### Record list

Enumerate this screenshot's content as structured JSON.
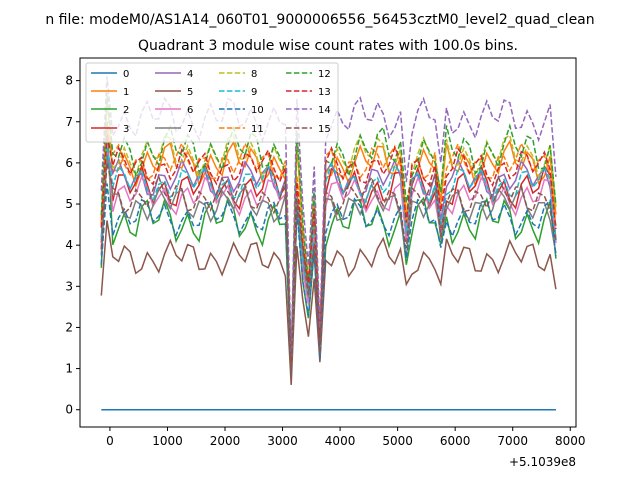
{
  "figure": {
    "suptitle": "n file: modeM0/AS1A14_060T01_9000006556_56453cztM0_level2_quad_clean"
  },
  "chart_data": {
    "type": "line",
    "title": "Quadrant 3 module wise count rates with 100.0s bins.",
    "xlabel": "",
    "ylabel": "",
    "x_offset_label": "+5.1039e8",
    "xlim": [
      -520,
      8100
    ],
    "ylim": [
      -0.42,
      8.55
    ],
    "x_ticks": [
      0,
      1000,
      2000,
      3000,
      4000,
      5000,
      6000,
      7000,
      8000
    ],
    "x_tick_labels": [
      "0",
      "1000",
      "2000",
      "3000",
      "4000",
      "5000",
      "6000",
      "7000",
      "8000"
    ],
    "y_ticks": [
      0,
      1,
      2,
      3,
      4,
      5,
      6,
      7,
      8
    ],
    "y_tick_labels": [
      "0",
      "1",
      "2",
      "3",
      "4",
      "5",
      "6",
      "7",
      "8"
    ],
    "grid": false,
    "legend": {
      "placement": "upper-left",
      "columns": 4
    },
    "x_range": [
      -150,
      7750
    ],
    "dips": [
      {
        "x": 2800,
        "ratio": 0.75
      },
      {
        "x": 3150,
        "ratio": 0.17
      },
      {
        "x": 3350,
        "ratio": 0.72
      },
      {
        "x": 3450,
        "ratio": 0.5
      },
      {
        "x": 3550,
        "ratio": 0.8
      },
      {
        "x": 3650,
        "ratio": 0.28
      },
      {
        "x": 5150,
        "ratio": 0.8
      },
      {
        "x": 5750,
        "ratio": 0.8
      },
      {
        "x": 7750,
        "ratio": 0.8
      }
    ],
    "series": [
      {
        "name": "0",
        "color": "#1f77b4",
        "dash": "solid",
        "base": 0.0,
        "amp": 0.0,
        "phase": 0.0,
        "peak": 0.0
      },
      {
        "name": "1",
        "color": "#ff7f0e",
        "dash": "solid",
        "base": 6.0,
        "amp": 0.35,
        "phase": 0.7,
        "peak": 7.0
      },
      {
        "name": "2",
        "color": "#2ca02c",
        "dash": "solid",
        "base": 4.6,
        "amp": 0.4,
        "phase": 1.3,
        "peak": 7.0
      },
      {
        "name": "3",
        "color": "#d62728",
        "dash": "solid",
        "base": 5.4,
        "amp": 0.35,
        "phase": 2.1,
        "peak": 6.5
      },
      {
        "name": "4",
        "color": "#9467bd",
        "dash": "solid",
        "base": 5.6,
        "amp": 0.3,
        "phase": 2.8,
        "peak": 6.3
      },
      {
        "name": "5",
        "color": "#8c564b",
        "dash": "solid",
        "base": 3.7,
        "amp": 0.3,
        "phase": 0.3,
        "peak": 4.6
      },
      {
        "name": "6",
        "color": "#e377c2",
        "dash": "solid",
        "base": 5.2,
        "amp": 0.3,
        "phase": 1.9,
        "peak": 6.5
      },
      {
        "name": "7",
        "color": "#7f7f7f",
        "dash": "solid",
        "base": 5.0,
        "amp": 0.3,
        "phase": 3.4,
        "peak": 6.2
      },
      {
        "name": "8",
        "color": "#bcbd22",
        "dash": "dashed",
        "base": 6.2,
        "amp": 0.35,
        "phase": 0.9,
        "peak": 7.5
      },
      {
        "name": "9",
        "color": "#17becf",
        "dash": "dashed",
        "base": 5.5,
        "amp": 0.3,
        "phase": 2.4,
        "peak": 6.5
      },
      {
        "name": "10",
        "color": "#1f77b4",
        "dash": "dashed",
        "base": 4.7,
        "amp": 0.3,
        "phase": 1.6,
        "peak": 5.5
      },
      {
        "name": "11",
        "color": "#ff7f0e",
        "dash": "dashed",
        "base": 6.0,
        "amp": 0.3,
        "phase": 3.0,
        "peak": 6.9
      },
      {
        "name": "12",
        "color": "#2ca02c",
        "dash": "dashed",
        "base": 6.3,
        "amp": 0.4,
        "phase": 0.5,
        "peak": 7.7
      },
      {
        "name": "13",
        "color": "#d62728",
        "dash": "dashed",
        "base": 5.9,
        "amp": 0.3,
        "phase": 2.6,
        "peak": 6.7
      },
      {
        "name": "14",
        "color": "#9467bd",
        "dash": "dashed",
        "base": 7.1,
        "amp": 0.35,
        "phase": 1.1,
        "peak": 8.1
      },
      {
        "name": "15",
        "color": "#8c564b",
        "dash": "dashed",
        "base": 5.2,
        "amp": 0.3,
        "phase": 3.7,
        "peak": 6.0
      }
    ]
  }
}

######

Directions for this task:
Write out all the entries exactly, except for the pictures.

Reply:
Enumerate this screenshot's content as structured JSON.
{
  "figure": {
    "suptitle": "n file: modeM0/AS1A14_060T01_9000006556_56453cztM0_level2_quad_clean"
  },
  "chart_data": {
    "type": "line",
    "title": "Quadrant 3 module wise count rates with 100.0s bins.",
    "xlabel": "",
    "ylabel": "",
    "x_offset_label": "+5.1039e8",
    "xlim": [
      -520,
      8100
    ],
    "ylim": [
      -0.42,
      8.55
    ],
    "x_ticks": [
      0,
      1000,
      2000,
      3000,
      4000,
      5000,
      6000,
      7000,
      8000
    ],
    "x_tick_labels": [
      "0",
      "1000",
      "2000",
      "3000",
      "4000",
      "5000",
      "6000",
      "7000",
      "8000"
    ],
    "y_ticks": [
      0,
      1,
      2,
      3,
      4,
      5,
      6,
      7,
      8
    ],
    "y_tick_labels": [
      "0",
      "1",
      "2",
      "3",
      "4",
      "5",
      "6",
      "7",
      "8"
    ],
    "grid": false,
    "legend": {
      "placement": "upper-left",
      "columns": 4
    },
    "x_range": [
      -150,
      7750
    ],
    "dips": [
      {
        "x": 2800,
        "ratio": 0.75
      },
      {
        "x": 3150,
        "ratio": 0.17
      },
      {
        "x": 3350,
        "ratio": 0.72
      },
      {
        "x": 3450,
        "ratio": 0.5
      },
      {
        "x": 3550,
        "ratio": 0.8
      },
      {
        "x": 3650,
        "ratio": 0.28
      },
      {
        "x": 5150,
        "ratio": 0.8
      },
      {
        "x": 5750,
        "ratio": 0.8
      },
      {
        "x": 7750,
        "ratio": 0.8
      }
    ],
    "series": [
      {
        "name": "0",
        "color": "#1f77b4",
        "dash": "solid",
        "base": 0.0,
        "amp": 0.0,
        "phase": 0.0,
        "peak": 0.0
      },
      {
        "name": "1",
        "color": "#ff7f0e",
        "dash": "solid",
        "base": 6.0,
        "amp": 0.35,
        "phase": 0.7,
        "peak": 7.0
      },
      {
        "name": "2",
        "color": "#2ca02c",
        "dash": "solid",
        "base": 4.6,
        "amp": 0.4,
        "phase": 1.3,
        "peak": 7.0
      },
      {
        "name": "3",
        "color": "#d62728",
        "dash": "solid",
        "base": 5.4,
        "amp": 0.35,
        "phase": 2.1,
        "peak": 6.5
      },
      {
        "name": "4",
        "color": "#9467bd",
        "dash": "solid",
        "base": 5.6,
        "amp": 0.3,
        "phase": 2.8,
        "peak": 6.3
      },
      {
        "name": "5",
        "color": "#8c564b",
        "dash": "solid",
        "base": 3.7,
        "amp": 0.3,
        "phase": 0.3,
        "peak": 4.6
      },
      {
        "name": "6",
        "color": "#e377c2",
        "dash": "solid",
        "base": 5.2,
        "amp": 0.3,
        "phase": 1.9,
        "peak": 6.5
      },
      {
        "name": "7",
        "color": "#7f7f7f",
        "dash": "solid",
        "base": 5.0,
        "amp": 0.3,
        "phase": 3.4,
        "peak": 6.2
      },
      {
        "name": "8",
        "color": "#bcbd22",
        "dash": "dashed",
        "base": 6.2,
        "amp": 0.35,
        "phase": 0.9,
        "peak": 7.5
      },
      {
        "name": "9",
        "color": "#17becf",
        "dash": "dashed",
        "base": 5.5,
        "amp": 0.3,
        "phase": 2.4,
        "peak": 6.5
      },
      {
        "name": "10",
        "color": "#1f77b4",
        "dash": "dashed",
        "base": 4.7,
        "amp": 0.3,
        "phase": 1.6,
        "peak": 5.5
      },
      {
        "name": "11",
        "color": "#ff7f0e",
        "dash": "dashed",
        "base": 6.0,
        "amp": 0.3,
        "phase": 3.0,
        "peak": 6.9
      },
      {
        "name": "12",
        "color": "#2ca02c",
        "dash": "dashed",
        "base": 6.3,
        "amp": 0.4,
        "phase": 0.5,
        "peak": 7.7
      },
      {
        "name": "13",
        "color": "#d62728",
        "dash": "dashed",
        "base": 5.9,
        "amp": 0.3,
        "phase": 2.6,
        "peak": 6.7
      },
      {
        "name": "14",
        "color": "#9467bd",
        "dash": "dashed",
        "base": 7.1,
        "amp": 0.35,
        "phase": 1.1,
        "peak": 8.1
      },
      {
        "name": "15",
        "color": "#8c564b",
        "dash": "dashed",
        "base": 5.2,
        "amp": 0.3,
        "phase": 3.7,
        "peak": 6.0
      }
    ]
  }
}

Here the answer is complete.